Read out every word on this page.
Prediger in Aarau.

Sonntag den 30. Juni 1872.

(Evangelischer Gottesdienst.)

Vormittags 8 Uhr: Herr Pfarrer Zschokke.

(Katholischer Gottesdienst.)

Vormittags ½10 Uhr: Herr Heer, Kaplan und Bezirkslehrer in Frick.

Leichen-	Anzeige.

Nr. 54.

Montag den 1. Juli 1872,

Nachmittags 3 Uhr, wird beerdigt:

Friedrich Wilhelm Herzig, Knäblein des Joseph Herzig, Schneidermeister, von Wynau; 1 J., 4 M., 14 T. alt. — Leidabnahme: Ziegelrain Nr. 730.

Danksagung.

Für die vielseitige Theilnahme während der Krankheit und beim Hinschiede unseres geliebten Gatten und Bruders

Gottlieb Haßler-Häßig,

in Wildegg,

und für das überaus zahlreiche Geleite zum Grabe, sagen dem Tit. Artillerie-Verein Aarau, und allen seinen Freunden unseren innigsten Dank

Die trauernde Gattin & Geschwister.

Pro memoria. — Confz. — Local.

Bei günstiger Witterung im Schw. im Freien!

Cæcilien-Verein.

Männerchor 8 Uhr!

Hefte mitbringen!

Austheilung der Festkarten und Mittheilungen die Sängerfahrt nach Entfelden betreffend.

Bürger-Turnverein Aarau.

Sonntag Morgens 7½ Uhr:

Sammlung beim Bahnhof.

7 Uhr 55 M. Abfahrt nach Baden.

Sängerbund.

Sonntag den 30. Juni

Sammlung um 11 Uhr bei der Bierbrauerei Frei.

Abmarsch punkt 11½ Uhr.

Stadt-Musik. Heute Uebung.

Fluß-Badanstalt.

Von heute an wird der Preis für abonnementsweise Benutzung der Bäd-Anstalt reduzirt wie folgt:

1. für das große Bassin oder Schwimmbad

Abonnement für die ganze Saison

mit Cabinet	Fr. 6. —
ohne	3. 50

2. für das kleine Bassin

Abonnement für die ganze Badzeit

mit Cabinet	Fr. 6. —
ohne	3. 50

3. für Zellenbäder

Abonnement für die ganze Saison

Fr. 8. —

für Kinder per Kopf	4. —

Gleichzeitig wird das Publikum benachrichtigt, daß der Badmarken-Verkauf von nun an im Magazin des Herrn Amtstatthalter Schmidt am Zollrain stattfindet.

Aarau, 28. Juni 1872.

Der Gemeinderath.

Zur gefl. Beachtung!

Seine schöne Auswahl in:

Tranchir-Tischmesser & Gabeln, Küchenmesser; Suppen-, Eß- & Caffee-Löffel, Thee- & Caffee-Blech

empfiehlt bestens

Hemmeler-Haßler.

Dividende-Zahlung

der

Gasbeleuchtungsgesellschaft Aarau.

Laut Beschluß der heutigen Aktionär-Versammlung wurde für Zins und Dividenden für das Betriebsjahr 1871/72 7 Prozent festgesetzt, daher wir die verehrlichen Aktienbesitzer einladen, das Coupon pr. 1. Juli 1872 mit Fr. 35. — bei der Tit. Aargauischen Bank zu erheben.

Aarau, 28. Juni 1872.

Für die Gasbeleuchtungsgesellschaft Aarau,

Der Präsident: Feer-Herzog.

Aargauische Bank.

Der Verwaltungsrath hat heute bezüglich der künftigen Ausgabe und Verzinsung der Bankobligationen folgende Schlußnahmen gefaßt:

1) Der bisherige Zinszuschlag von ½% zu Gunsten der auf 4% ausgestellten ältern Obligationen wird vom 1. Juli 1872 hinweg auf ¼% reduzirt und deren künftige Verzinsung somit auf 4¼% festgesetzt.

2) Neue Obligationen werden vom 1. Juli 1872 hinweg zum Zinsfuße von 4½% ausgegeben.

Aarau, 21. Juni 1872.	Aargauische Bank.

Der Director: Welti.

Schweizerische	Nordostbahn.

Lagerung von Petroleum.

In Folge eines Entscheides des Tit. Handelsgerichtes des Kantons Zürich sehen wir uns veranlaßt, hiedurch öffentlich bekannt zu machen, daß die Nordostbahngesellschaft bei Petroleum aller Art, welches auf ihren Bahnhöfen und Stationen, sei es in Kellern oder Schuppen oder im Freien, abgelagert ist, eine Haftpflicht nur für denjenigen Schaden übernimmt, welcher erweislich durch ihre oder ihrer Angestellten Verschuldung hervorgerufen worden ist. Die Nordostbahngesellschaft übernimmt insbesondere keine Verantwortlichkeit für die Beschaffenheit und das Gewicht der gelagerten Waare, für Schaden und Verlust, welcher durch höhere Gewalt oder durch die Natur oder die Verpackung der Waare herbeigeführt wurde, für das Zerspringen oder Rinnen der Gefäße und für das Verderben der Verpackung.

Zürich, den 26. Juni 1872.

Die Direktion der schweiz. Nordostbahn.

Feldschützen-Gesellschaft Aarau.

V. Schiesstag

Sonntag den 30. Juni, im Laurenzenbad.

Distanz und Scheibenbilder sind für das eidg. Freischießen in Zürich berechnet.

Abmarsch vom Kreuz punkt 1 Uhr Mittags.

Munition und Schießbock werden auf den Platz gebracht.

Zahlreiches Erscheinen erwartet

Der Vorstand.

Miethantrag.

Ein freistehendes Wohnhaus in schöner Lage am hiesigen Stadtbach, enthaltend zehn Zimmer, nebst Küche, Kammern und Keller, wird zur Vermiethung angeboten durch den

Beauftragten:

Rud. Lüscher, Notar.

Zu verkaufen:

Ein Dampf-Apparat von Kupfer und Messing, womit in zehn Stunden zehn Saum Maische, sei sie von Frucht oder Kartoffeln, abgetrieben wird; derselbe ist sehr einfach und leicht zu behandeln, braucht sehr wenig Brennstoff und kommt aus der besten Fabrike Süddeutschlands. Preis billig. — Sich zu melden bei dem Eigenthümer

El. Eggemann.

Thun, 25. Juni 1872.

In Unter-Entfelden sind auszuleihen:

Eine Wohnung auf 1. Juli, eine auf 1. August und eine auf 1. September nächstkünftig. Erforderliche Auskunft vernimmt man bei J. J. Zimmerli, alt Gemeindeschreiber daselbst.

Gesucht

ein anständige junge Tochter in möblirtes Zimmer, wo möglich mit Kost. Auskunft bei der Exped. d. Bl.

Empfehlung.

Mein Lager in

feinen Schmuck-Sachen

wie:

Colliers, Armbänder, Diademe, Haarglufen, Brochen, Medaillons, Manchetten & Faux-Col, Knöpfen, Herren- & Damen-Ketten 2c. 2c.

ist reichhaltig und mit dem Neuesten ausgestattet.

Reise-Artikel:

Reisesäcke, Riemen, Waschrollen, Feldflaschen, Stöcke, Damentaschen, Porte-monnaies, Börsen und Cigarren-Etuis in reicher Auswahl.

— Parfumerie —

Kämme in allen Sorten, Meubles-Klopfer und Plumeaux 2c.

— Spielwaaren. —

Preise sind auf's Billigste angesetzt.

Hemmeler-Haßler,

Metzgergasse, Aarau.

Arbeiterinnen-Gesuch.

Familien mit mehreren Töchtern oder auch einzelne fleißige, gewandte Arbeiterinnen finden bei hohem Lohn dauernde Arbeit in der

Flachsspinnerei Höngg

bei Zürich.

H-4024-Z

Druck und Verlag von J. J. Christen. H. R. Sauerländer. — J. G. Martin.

★ ★ ★ ★ ★ ★ ★

(Exercise brief) Print the material verbatim, all of it.

(Answer for this exercise)
Read out every word on this page.
Prediger in Aarau.

Sonntag den 30. Juni 1872.

(Evangelischer Gottesdienst.)

Vormittags 8 Uhr: Herr Pfarrer Zschokke.

(Katholischer Gottesdienst.)

Vormittags ½10 Uhr: Herr Heer, Kaplan und Bezirkslehrer in Frick.

Leichen-	Anzeige.

Nr. 54.

Montag den 1. Juli 1872,

Nachmittags 3 Uhr, wird beerdigt:

Friedrich Wilhelm Herzig, Knäblein des Joseph Herzig, Schneidermeister, von Wynau; 1 J., 4 M., 14 T. alt. — Leidabnahme: Ziegelrain Nr. 730.

Danksagung.

Für die vielseitige Theilnahme während der Krankheit und beim Hinschiede unseres geliebten Gatten und Bruders

Gottlieb Haßler-Häßig,

in Wildegg,

und für das überaus zahlreiche Geleite zum Grabe, sagen dem Tit. Artillerie-Verein Aarau, und allen seinen Freunden unseren innigsten Dank

Die trauernde Gattin & Geschwister.

Pro memoria. — Confz. — Local.

Bei günstiger Witterung im Schw. im Freien!

Cæcilien-Verein.

Männerchor 8 Uhr!

Hefte mitbringen!

Austheilung der Festkarten und Mittheilungen die Sängerfahrt nach Entfelden betreffend.

Bürger-Turnverein Aarau.

Sonntag Morgens 7½ Uhr:

Sammlung beim Bahnhof.

7 Uhr 55 M. Abfahrt nach Baden.

Sängerbund.

Sonntag den 30. Juni

Sammlung um 11 Uhr bei der Bierbrauerei Frei.

Abmarsch punkt 11½ Uhr.

Stadt-Musik. Heute Uebung.

Fluß-Badanstalt.

Von heute an wird der Preis für abonnementsweise Benutzung der Bäd-Anstalt reduzirt wie folgt:

1. für das große Bassin oder Schwimmbad

Abonnement für die ganze Saison

mit Cabinet	Fr. 6. —
ohne	3. 50

2. für das kleine Bassin

Abonnement für die ganze Badzeit

mit Cabinet	Fr. 6. —
ohne	3. 50

3. für Zellenbäder

Abonnement für die ganze Saison

Fr. 8. —

für Kinder per Kopf	4. —

Gleichzeitig wird das Publikum benachrichtigt, daß der Badmarken-Verkauf von nun an im Magazin des Herrn Amtstatthalter Schmidt am Zollrain stattfindet.

Aarau, 28. Juni 1872.

Der Gemeinderath.

Zur gefl. Beachtung!

Seine schöne Auswahl in:

Tranchir-Tischmesser & Gabeln, Küchenmesser; Suppen-, Eß- & Caffee-Löffel, Thee- & Caffee-Blech

empfiehlt bestens

Hemmeler-Haßler.

Dividende-Zahlung

der

Gasbeleuchtungsgesellschaft Aarau.

Laut Beschluß der heutigen Aktionär-Versammlung wurde für Zins und Dividenden für das Betriebsjahr 1871/72 7 Prozent festgesetzt, daher wir die verehrlichen Aktienbesitzer einladen, das Coupon pr. 1. Juli 1872 mit Fr. 35. — bei der Tit. Aargauischen Bank zu erheben.

Aarau, 28. Juni 1872.

Für die Gasbeleuchtungsgesellschaft Aarau,

Der Präsident: Feer-Herzog.

Aargauische Bank.

Der Verwaltungsrath hat heute bezüglich der künftigen Ausgabe und Verzinsung der Bankobligationen folgende Schlußnahmen gefaßt:

1) Der bisherige Zinszuschlag von ½% zu Gunsten der auf 4% ausgestellten ältern Obligationen wird vom 1. Juli 1872 hinweg auf ¼% reduzirt und deren künftige Verzinsung somit auf 4¼% festgesetzt.

2) Neue Obligationen werden vom 1. Juli 1872 hinweg zum Zinsfuße von 4½% ausgegeben.

Aarau, 21. Juni 1872.	Aargauische Bank.

Der Director: Welti.

Schweizerische	Nordostbahn.

Lagerung von Petroleum.

In Folge eines Entscheides des Tit. Handelsgerichtes des Kantons Zürich sehen wir uns veranlaßt, hiedurch öffentlich bekannt zu machen, daß die Nordostbahngesellschaft bei Petroleum aller Art, welches auf ihren Bahnhöfen und Stationen, sei es in Kellern oder Schuppen oder im Freien, abgelagert ist, eine Haftpflicht nur für denjenigen Schaden übernimmt, welcher erweislich durch ihre oder ihrer Angestellten Verschuldung hervorgerufen worden ist. Die Nordostbahngesellschaft übernimmt insbesondere keine Verantwortlichkeit für die Beschaffenheit und das Gewicht der gelagerten Waare, für Schaden und Verlust, welcher durch höhere Gewalt oder durch die Natur oder die Verpackung der Waare herbeigeführt wurde, für das Zerspringen oder Rinnen der Gefäße und für das Verderben der Verpackung.

Zürich, den 26. Juni 1872.

Die Direktion der schweiz. Nordostbahn.

Feldschützen-Gesellschaft Aarau.

V. Schiesstag

Sonntag den 30. Juni, im Laurenzenbad.

Distanz und Scheibenbilder sind für das eidg. Freischießen in Zürich berechnet.

Abmarsch vom Kreuz punkt 1 Uhr Mittags.

Munition und Schießbock werden auf den Platz gebracht.

Zahlreiches Erscheinen erwartet

Der Vorstand.

Miethantrag.

Ein freistehendes Wohnhaus in schöner Lage am hiesigen Stadtbach, enthaltend zehn Zimmer, nebst Küche, Kammern und Keller, wird zur Vermiethung angeboten durch den

Beauftragten:

Rud. Lüscher, Notar.

Zu verkaufen:

Ein Dampf-Apparat von Kupfer und Messing, womit in zehn Stunden zehn Saum Maische, sei sie von Frucht oder Kartoffeln, abgetrieben wird; derselbe ist sehr einfach und leicht zu behandeln, braucht sehr wenig Brennstoff und kommt aus der besten Fabrike Süddeutschlands. Preis billig. — Sich zu melden bei dem Eigenthümer

El. Eggemann.

Thun, 25. Juni 1872.

In Unter-Entfelden sind auszuleihen:

Eine Wohnung auf 1. Juli, eine auf 1. August und eine auf 1. September nächstkünftig. Erforderliche Auskunft vernimmt man bei J. J. Zimmerli, alt Gemeindeschreiber daselbst.

Gesucht

ein anständige junge Tochter in möblirtes Zimmer, wo möglich mit Kost. Auskunft bei der Exped. d. Bl.

Empfehlung.

Mein Lager in

feinen Schmuck-Sachen

wie:

Colliers, Armbänder, Diademe, Haarglufen, Brochen, Medaillons, Manchetten & Faux-Col, Knöpfen, Herren- & Damen-Ketten 2c. 2c.

ist reichhaltig und mit dem Neuesten ausgestattet.

Reise-Artikel:

Reisesäcke, Riemen, Waschrollen, Feldflaschen, Stöcke, Damentaschen, Porte-monnaies, Börsen und Cigarren-Etuis in reicher Auswahl.

— Parfumerie —

Kämme in allen Sorten, Meubles-Klopfer und Plumeaux 2c.

— Spielwaaren. —

Preise sind auf's Billigste angesetzt.

Hemmeler-Haßler,

Metzgergasse, Aarau.

Arbeiterinnen-Gesuch.

Familien mit mehreren Töchtern oder auch einzelne fleißige, gewandte Arbeiterinnen finden bei hohem Lohn dauernde Arbeit in der

Flachsspinnerei Höngg

bei Zürich.

H-4024-Z

Druck und Verlag von J. J. Christen. H. R. Sauerländer. — J. G. Martin.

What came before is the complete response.